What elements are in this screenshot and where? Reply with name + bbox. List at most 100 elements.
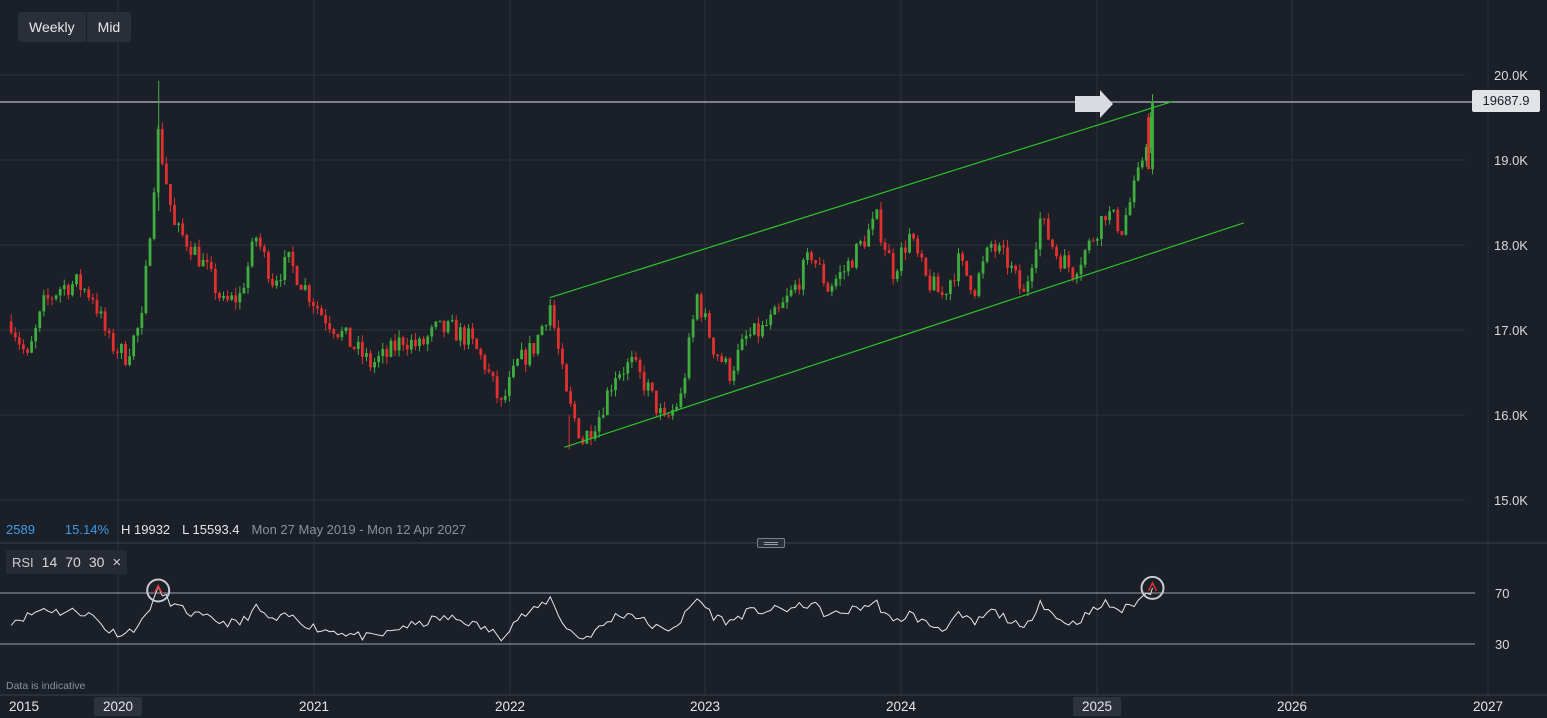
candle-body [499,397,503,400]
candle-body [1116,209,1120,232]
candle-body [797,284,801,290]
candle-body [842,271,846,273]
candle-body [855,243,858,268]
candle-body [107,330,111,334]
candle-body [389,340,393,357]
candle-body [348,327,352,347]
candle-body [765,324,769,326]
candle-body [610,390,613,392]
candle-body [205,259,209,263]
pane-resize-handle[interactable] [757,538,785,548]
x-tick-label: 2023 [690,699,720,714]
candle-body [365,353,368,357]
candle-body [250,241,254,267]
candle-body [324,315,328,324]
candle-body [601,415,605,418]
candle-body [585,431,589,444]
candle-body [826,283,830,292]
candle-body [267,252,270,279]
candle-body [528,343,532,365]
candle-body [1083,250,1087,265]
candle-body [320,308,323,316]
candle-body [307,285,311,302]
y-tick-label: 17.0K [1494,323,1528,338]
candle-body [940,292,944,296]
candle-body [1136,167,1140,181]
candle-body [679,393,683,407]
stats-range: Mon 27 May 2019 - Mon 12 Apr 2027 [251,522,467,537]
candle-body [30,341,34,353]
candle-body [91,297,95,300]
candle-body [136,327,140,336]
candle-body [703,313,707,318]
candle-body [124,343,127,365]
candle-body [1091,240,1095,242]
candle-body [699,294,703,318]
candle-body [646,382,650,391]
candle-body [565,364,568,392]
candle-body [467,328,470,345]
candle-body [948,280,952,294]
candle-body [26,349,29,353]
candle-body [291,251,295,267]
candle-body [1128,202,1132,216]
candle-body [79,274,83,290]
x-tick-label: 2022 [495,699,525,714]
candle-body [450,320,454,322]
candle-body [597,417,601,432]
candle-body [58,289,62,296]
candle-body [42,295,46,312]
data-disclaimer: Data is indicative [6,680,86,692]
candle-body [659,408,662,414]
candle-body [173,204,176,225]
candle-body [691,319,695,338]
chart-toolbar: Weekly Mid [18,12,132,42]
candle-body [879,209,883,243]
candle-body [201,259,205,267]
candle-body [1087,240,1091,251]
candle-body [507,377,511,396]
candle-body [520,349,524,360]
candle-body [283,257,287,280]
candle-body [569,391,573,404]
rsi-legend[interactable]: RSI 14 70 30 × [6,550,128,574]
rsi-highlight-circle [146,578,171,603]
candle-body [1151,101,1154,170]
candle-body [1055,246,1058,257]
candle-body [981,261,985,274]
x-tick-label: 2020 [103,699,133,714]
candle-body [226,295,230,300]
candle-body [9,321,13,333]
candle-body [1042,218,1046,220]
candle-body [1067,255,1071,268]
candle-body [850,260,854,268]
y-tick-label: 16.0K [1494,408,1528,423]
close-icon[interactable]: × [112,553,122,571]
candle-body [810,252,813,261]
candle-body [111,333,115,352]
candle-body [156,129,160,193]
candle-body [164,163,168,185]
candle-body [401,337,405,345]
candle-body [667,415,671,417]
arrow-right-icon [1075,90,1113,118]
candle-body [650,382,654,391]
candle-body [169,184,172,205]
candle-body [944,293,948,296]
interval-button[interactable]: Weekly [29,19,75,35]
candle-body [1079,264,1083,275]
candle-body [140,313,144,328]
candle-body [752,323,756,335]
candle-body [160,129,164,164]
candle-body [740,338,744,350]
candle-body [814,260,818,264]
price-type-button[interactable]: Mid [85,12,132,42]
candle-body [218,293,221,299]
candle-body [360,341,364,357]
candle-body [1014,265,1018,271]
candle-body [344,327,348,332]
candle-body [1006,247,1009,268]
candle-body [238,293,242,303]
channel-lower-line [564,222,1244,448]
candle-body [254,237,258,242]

━━━━━━━━━━━━━━━━

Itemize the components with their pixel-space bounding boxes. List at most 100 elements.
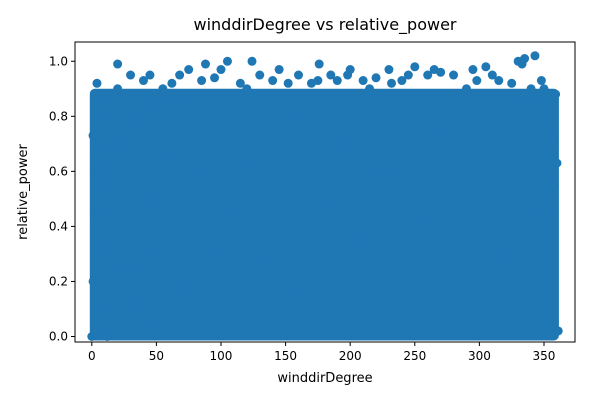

━━━━━━━━━━━━━━━━

- The request
Return the material unchanged, beginning at the line that contains "What elements are" and stopping after the line that contains "candle-body [467,328,470,345]". Leave the picture out of your answer.

- Worked answer
What elements are in this screenshot and where? Reply with name + bbox. List at most 100 elements.
candle-body [499,397,503,400]
candle-body [1116,209,1120,232]
candle-body [797,284,801,290]
candle-body [842,271,846,273]
candle-body [855,243,858,268]
candle-body [107,330,111,334]
candle-body [389,340,393,357]
candle-body [348,327,352,347]
candle-body [765,324,769,326]
candle-body [610,390,613,392]
candle-body [205,259,209,263]
pane-resize-handle[interactable] [757,538,785,548]
x-tick-label: 2023 [690,699,720,714]
candle-body [365,353,368,357]
candle-body [250,241,254,267]
candle-body [324,315,328,324]
candle-body [601,415,605,418]
candle-body [585,431,589,444]
candle-body [826,283,830,292]
candle-body [267,252,270,279]
candle-body [528,343,532,365]
candle-body [1083,250,1087,265]
candle-body [320,308,323,316]
candle-body [307,285,311,302]
y-tick-label: 17.0K [1494,323,1528,338]
candle-body [940,292,944,296]
candle-body [1136,167,1140,181]
candle-body [679,393,683,407]
stats-range: Mon 27 May 2019 - Mon 12 Apr 2027 [251,522,467,537]
candle-body [30,341,34,353]
candle-body [91,297,95,300]
candle-body [136,327,140,336]
candle-body [703,313,707,318]
candle-body [124,343,127,365]
candle-body [1091,240,1095,242]
candle-body [699,294,703,318]
candle-body [646,382,650,391]
candle-body [565,364,568,392]
candle-body [467,328,470,345]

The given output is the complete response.